**WHAT YOU ARE ASKED TO DO**
Output all the material that follows, exactly as given.

— START EXTRACTED INFORMATION —

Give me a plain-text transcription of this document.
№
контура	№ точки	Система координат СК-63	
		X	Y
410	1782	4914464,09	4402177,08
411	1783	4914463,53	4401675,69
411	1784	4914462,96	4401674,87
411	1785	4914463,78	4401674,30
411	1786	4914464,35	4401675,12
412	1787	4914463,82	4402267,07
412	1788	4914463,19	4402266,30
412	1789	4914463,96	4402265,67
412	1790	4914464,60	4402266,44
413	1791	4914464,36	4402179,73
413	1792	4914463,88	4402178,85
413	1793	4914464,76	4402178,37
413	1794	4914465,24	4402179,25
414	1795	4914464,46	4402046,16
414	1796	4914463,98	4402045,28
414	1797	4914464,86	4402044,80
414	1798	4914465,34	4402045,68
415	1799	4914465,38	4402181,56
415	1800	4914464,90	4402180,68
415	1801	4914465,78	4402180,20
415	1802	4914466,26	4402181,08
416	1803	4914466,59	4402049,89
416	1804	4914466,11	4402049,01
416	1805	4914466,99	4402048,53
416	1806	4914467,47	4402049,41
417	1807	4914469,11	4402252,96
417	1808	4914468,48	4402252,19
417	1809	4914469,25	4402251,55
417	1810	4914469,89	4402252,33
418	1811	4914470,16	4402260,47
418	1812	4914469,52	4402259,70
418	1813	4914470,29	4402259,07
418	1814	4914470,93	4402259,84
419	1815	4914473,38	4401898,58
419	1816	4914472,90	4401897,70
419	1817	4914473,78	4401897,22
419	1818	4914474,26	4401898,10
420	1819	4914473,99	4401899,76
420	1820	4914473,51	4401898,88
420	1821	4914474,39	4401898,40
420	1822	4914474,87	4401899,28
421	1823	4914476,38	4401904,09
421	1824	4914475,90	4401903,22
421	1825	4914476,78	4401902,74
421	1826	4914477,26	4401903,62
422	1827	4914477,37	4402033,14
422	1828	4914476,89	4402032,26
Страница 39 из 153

— END EXTRACTED INFORMATION —

**TASK RESPONSE**
Give me a plain-text transcription of this document.
№
контура	№ точки	Система координат СК-63	
		X	Y
410	1782	4914464,09	4402177,08
411	1783	4914463,53	4401675,69
411	1784	4914462,96	4401674,87
411	1785	4914463,78	4401674,30
411	1786	4914464,35	4401675,12
412	1787	4914463,82	4402267,07
412	1788	4914463,19	4402266,30
412	1789	4914463,96	4402265,67
412	1790	4914464,60	4402266,44
413	1791	4914464,36	4402179,73
413	1792	4914463,88	4402178,85
413	1793	4914464,76	4402178,37
413	1794	4914465,24	4402179,25
414	1795	4914464,46	4402046,16
414	1796	4914463,98	4402045,28
414	1797	4914464,86	4402044,80
414	1798	4914465,34	4402045,68
415	1799	4914465,38	4402181,56
415	1800	4914464,90	4402180,68
415	1801	4914465,78	4402180,20
415	1802	4914466,26	4402181,08
416	1803	4914466,59	4402049,89
416	1804	4914466,11	4402049,01
416	1805	4914466,99	4402048,53
416	1806	4914467,47	4402049,41
417	1807	4914469,11	4402252,96
417	1808	4914468,48	4402252,19
417	1809	4914469,25	4402251,55
417	1810	4914469,89	4402252,33
418	1811	4914470,16	4402260,47
418	1812	4914469,52	4402259,70
418	1813	4914470,29	4402259,07
418	1814	4914470,93	4402259,84
419	1815	4914473,38	4401898,58
419	1816	4914472,90	4401897,70
419	1817	4914473,78	4401897,22
419	1818	4914474,26	4401898,10
420	1819	4914473,99	4401899,76
420	1820	4914473,51	4401898,88
420	1821	4914474,39	4401898,40
420	1822	4914474,87	4401899,28
421	1823	4914476,38	4401904,09
421	1824	4914475,90	4401903,22
421	1825	4914476,78	4401902,74
421	1826	4914477,26	4401903,62
422	1827	4914477,37	4402033,14
422	1828	4914476,89	4402032,26
Страница 39 из 153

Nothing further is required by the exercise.